**Description of the task**
Your task is to transcribe all of the records exactly and leave out the pictures.

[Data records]
* BEGIN *

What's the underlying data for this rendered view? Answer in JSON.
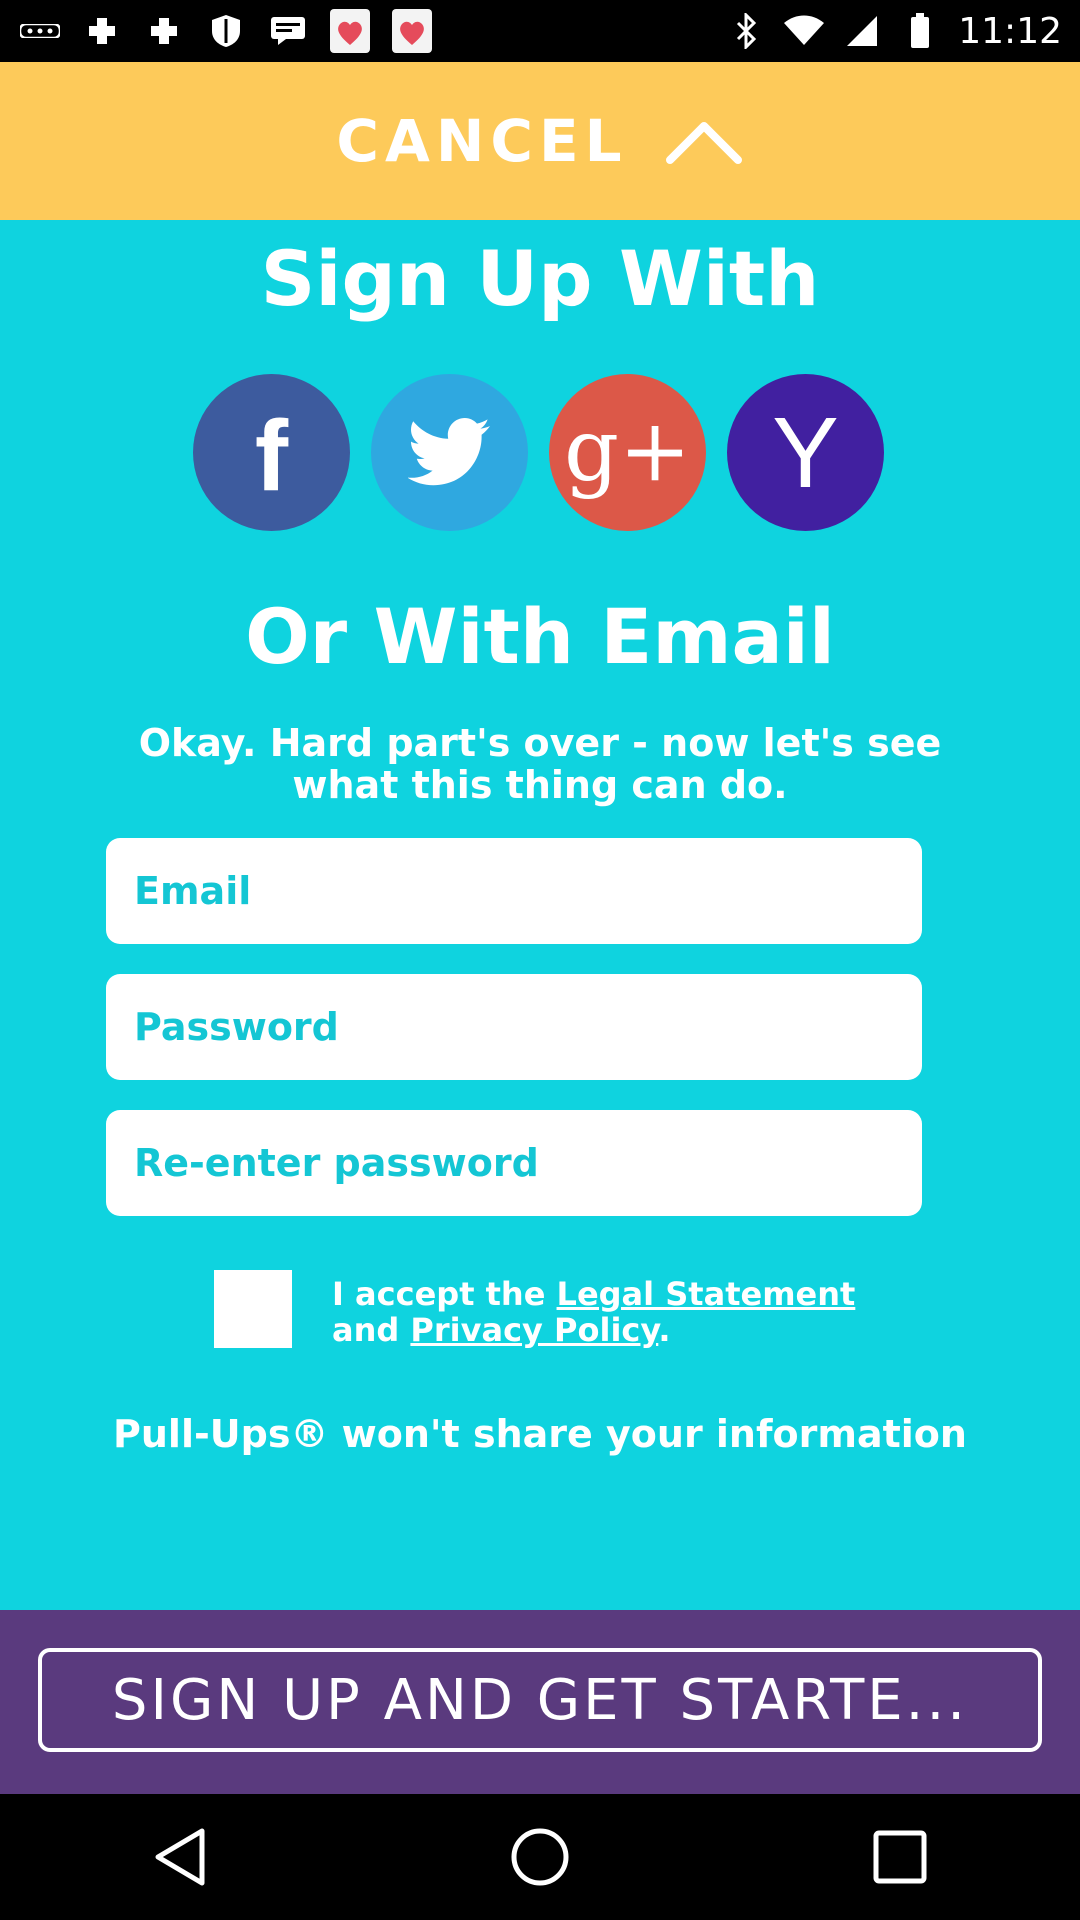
{
  "status_bar": {
    "time": "11:12",
    "left_icons": [
      "more-icon",
      "fast-meet-icon",
      "notification-icon",
      "shield-icon",
      "message-icon",
      "fast-meet-app-icon",
      "fast-meet-app-icon"
    ],
    "right_icons": [
      "bluetooth-icon",
      "wifi-icon",
      "signal-icon",
      "battery-icon"
    ]
  },
  "cancel_bar": {
    "label": "CANCEL"
  },
  "signup": {
    "title": "Sign Up With",
    "social": [
      {
        "name": "facebook",
        "glyph": "f",
        "color": "#3d5b9e"
      },
      {
        "name": "twitter",
        "color": "#2fa8e0"
      },
      {
        "name": "google-plus",
        "glyph": "g+",
        "color": "#dc5848"
      },
      {
        "name": "yahoo",
        "glyph": "Y",
        "color": "#4120a0"
      }
    ]
  },
  "email_section": {
    "title": "Or With Email",
    "subtitle": "Okay. Hard part's over - now let's see what this thing can do."
  },
  "form": {
    "email_placeholder": "Email",
    "password_placeholder": "Password",
    "reenter_placeholder": "Re-enter password"
  },
  "terms": {
    "prefix": "I accept the ",
    "legal_link": "Legal Statement",
    "middle": "and ",
    "privacy_link": "Privacy Policy",
    "suffix": "."
  },
  "share_note": "Pull-Ups® won't share your information",
  "cta": {
    "label": "SIGN UP AND GET STARTE..."
  },
  "colors": {
    "background": "#0fd3df",
    "cancel_bar": "#fdca5a",
    "bottom_bar": "#5a3a7e"
  }
}
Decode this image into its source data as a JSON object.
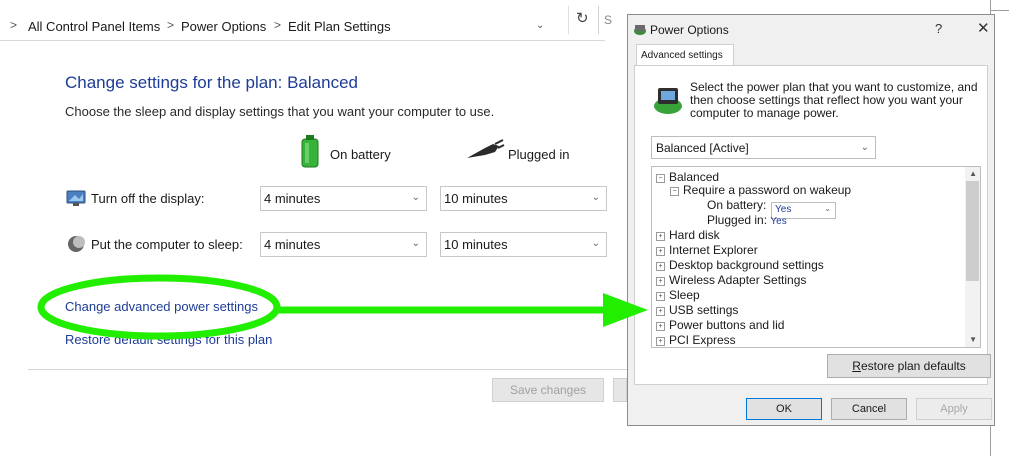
{
  "address": {
    "crumbs": [
      "All Control Panel Items",
      "Power Options",
      "Edit Plan Settings"
    ],
    "separator": ">",
    "search_stub": "S"
  },
  "main": {
    "heading": "Change settings for the plan: Balanced",
    "subtext": "Choose the sleep and display settings that you want your computer to use.",
    "columns": {
      "battery": "On battery",
      "plugged": "Plugged in"
    },
    "rows": [
      {
        "label": "Turn off the display:",
        "battery": "4 minutes",
        "plugged": "10 minutes"
      },
      {
        "label": "Put the computer to sleep:",
        "battery": "4 minutes",
        "plugged": "10 minutes"
      }
    ],
    "links": {
      "advanced": "Change advanced power settings",
      "restore": "Restore default settings for this plan"
    },
    "buttons": {
      "save": "Save changes"
    }
  },
  "dialog": {
    "title": "Power Options",
    "help": "?",
    "close": "✕",
    "tab": "Advanced settings",
    "description": "Select the power plan that you want to customize, and then choose settings that reflect how you want your computer to manage power.",
    "plan_selected": "Balanced [Active]",
    "tree": {
      "root": "Balanced",
      "password": "Require a password on wakeup",
      "on_battery_label": "On battery:",
      "on_battery_value": "Yes",
      "plugged_label": "Plugged in:",
      "plugged_value": "Yes",
      "items": [
        "Hard disk",
        "Internet Explorer",
        "Desktop background settings",
        "Wireless Adapter Settings",
        "Sleep",
        "USB settings",
        "Power buttons and lid",
        "PCI Express"
      ]
    },
    "buttons": {
      "restore": "Restore plan defaults",
      "ok": "OK",
      "cancel": "Cancel",
      "apply": "Apply"
    }
  },
  "colors": {
    "annotation": "#22ee00",
    "link": "#1e3c96"
  }
}
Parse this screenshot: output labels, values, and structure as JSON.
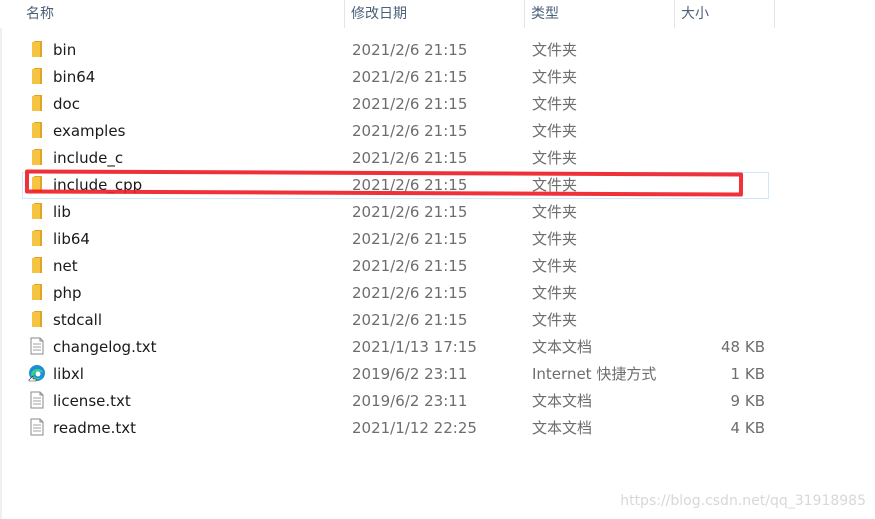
{
  "header": {
    "name": "名称",
    "date_modified": "修改日期",
    "type": "类型",
    "size": "大小"
  },
  "files": [
    {
      "name": "bin",
      "date": "2021/2/6 21:15",
      "type": "文件夹",
      "size": "",
      "icon": "folder-icon"
    },
    {
      "name": "bin64",
      "date": "2021/2/6 21:15",
      "type": "文件夹",
      "size": "",
      "icon": "folder-icon"
    },
    {
      "name": "doc",
      "date": "2021/2/6 21:15",
      "type": "文件夹",
      "size": "",
      "icon": "folder-icon"
    },
    {
      "name": "examples",
      "date": "2021/2/6 21:15",
      "type": "文件夹",
      "size": "",
      "icon": "folder-icon"
    },
    {
      "name": "include_c",
      "date": "2021/2/6 21:15",
      "type": "文件夹",
      "size": "",
      "icon": "folder-icon"
    },
    {
      "name": "include_cpp",
      "date": "2021/2/6 21:15",
      "type": "文件夹",
      "size": "",
      "icon": "folder-icon"
    },
    {
      "name": "lib",
      "date": "2021/2/6 21:15",
      "type": "文件夹",
      "size": "",
      "icon": "folder-icon"
    },
    {
      "name": "lib64",
      "date": "2021/2/6 21:15",
      "type": "文件夹",
      "size": "",
      "icon": "folder-icon"
    },
    {
      "name": "net",
      "date": "2021/2/6 21:15",
      "type": "文件夹",
      "size": "",
      "icon": "folder-icon"
    },
    {
      "name": "php",
      "date": "2021/2/6 21:15",
      "type": "文件夹",
      "size": "",
      "icon": "folder-icon"
    },
    {
      "name": "stdcall",
      "date": "2021/2/6 21:15",
      "type": "文件夹",
      "size": "",
      "icon": "folder-icon"
    },
    {
      "name": "changelog.txt",
      "date": "2021/1/13 17:15",
      "type": "文本文档",
      "size": "48 KB",
      "icon": "text-file-icon"
    },
    {
      "name": "libxl",
      "date": "2019/6/2 23:11",
      "type": "Internet 快捷方式",
      "size": "1 KB",
      "icon": "edge-shortcut-icon"
    },
    {
      "name": "license.txt",
      "date": "2019/6/2 23:11",
      "type": "文本文档",
      "size": "9 KB",
      "icon": "text-file-icon"
    },
    {
      "name": "readme.txt",
      "date": "2021/1/12 22:25",
      "type": "文本文档",
      "size": "4 KB",
      "icon": "text-file-icon"
    }
  ],
  "watermark": "https://blog.csdn.net/qq_31918985",
  "colors": {
    "folder": "#f6c443",
    "folder_dark": "#e0a526",
    "annotation": "#ee1b24",
    "header_text": "#4c607a",
    "hover_border": "#cde8ff"
  }
}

* END *

**Solution below**
What's the underlying data for this rendered view? Answer in JSON.
{
  "status_bar": {
    "time": "11:12",
    "left_icons": [
      "more-icon",
      "fast-meet-icon",
      "notification-icon",
      "shield-icon",
      "message-icon",
      "fast-meet-app-icon",
      "fast-meet-app-icon"
    ],
    "right_icons": [
      "bluetooth-icon",
      "wifi-icon",
      "signal-icon",
      "battery-icon"
    ]
  },
  "cancel_bar": {
    "label": "CANCEL"
  },
  "signup": {
    "title": "Sign Up With",
    "social": [
      {
        "name": "facebook",
        "glyph": "f",
        "color": "#3d5b9e"
      },
      {
        "name": "twitter",
        "color": "#2fa8e0"
      },
      {
        "name": "google-plus",
        "glyph": "g+",
        "color": "#dc5848"
      },
      {
        "name": "yahoo",
        "glyph": "Y",
        "color": "#4120a0"
      }
    ]
  },
  "email_section": {
    "title": "Or With Email",
    "subtitle": "Okay. Hard part's over - now let's see what this thing can do."
  },
  "form": {
    "email_placeholder": "Email",
    "password_placeholder": "Password",
    "reenter_placeholder": "Re-enter password"
  },
  "terms": {
    "prefix": "I accept the ",
    "legal_link": "Legal Statement",
    "middle": "and ",
    "privacy_link": "Privacy Policy",
    "suffix": "."
  },
  "share_note": "Pull-Ups® won't share your information",
  "cta": {
    "label": "SIGN UP AND GET STARTE..."
  },
  "colors": {
    "background": "#0fd3df",
    "cancel_bar": "#fdca5a",
    "bottom_bar": "#5a3a7e"
  }
}
Decode this image into its source data as a JSON object.
{
  "address": {
    "crumbs": [
      "All Control Panel Items",
      "Power Options",
      "Edit Plan Settings"
    ],
    "separator": ">",
    "search_stub": "S"
  },
  "main": {
    "heading": "Change settings for the plan: Balanced",
    "subtext": "Choose the sleep and display settings that you want your computer to use.",
    "columns": {
      "battery": "On battery",
      "plugged": "Plugged in"
    },
    "rows": [
      {
        "label": "Turn off the display:",
        "battery": "4 minutes",
        "plugged": "10 minutes"
      },
      {
        "label": "Put the computer to sleep:",
        "battery": "4 minutes",
        "plugged": "10 minutes"
      }
    ],
    "links": {
      "advanced": "Change advanced power settings",
      "restore": "Restore default settings for this plan"
    },
    "buttons": {
      "save": "Save changes"
    }
  },
  "dialog": {
    "title": "Power Options",
    "help": "?",
    "close": "✕",
    "tab": "Advanced settings",
    "description": "Select the power plan that you want to customize, and then choose settings that reflect how you want your computer to manage power.",
    "plan_selected": "Balanced [Active]",
    "tree": {
      "root": "Balanced",
      "password": "Require a password on wakeup",
      "on_battery_label": "On battery:",
      "on_battery_value": "Yes",
      "plugged_label": "Plugged in:",
      "plugged_value": "Yes",
      "items": [
        "Hard disk",
        "Internet Explorer",
        "Desktop background settings",
        "Wireless Adapter Settings",
        "Sleep",
        "USB settings",
        "Power buttons and lid",
        "PCI Express"
      ]
    },
    "buttons": {
      "restore": "Restore plan defaults",
      "ok": "OK",
      "cancel": "Cancel",
      "apply": "Apply"
    }
  },
  "colors": {
    "annotation": "#22ee00",
    "link": "#1e3c96"
  }
}
Parse this screenshot: output labels, values, and structure as JSON.
{
  "header": {
    "name": "名称",
    "date_modified": "修改日期",
    "type": "类型",
    "size": "大小"
  },
  "files": [
    {
      "name": "bin",
      "date": "2021/2/6 21:15",
      "type": "文件夹",
      "size": "",
      "icon": "folder-icon"
    },
    {
      "name": "bin64",
      "date": "2021/2/6 21:15",
      "type": "文件夹",
      "size": "",
      "icon": "folder-icon"
    },
    {
      "name": "doc",
      "date": "2021/2/6 21:15",
      "type": "文件夹",
      "size": "",
      "icon": "folder-icon"
    },
    {
      "name": "examples",
      "date": "2021/2/6 21:15",
      "type": "文件夹",
      "size": "",
      "icon": "folder-icon"
    },
    {
      "name": "include_c",
      "date": "2021/2/6 21:15",
      "type": "文件夹",
      "size": "",
      "icon": "folder-icon"
    },
    {
      "name": "include_cpp",
      "date": "2021/2/6 21:15",
      "type": "文件夹",
      "size": "",
      "icon": "folder-icon"
    },
    {
      "name": "lib",
      "date": "2021/2/6 21:15",
      "type": "文件夹",
      "size": "",
      "icon": "folder-icon"
    },
    {
      "name": "lib64",
      "date": "2021/2/6 21:15",
      "type": "文件夹",
      "size": "",
      "icon": "folder-icon"
    },
    {
      "name": "net",
      "date": "2021/2/6 21:15",
      "type": "文件夹",
      "size": "",
      "icon": "folder-icon"
    },
    {
      "name": "php",
      "date": "2021/2/6 21:15",
      "type": "文件夹",
      "size": "",
      "icon": "folder-icon"
    },
    {
      "name": "stdcall",
      "date": "2021/2/6 21:15",
      "type": "文件夹",
      "size": "",
      "icon": "folder-icon"
    },
    {
      "name": "changelog.txt",
      "date": "2021/1/13 17:15",
      "type": "文本文档",
      "size": "48 KB",
      "icon": "text-file-icon"
    },
    {
      "name": "libxl",
      "date": "2019/6/2 23:11",
      "type": "Internet 快捷方式",
      "size": "1 KB",
      "icon": "edge-shortcut-icon"
    },
    {
      "name": "license.txt",
      "date": "2019/6/2 23:11",
      "type": "文本文档",
      "size": "9 KB",
      "icon": "text-file-icon"
    },
    {
      "name": "readme.txt",
      "date": "2021/1/12 22:25",
      "type": "文本文档",
      "size": "4 KB",
      "icon": "text-file-icon"
    }
  ],
  "watermark": "https://blog.csdn.net/qq_31918985",
  "colors": {
    "folder": "#f6c443",
    "folder_dark": "#e0a526",
    "annotation": "#ee1b24",
    "header_text": "#4c607a",
    "hover_border": "#cde8ff"
  }
}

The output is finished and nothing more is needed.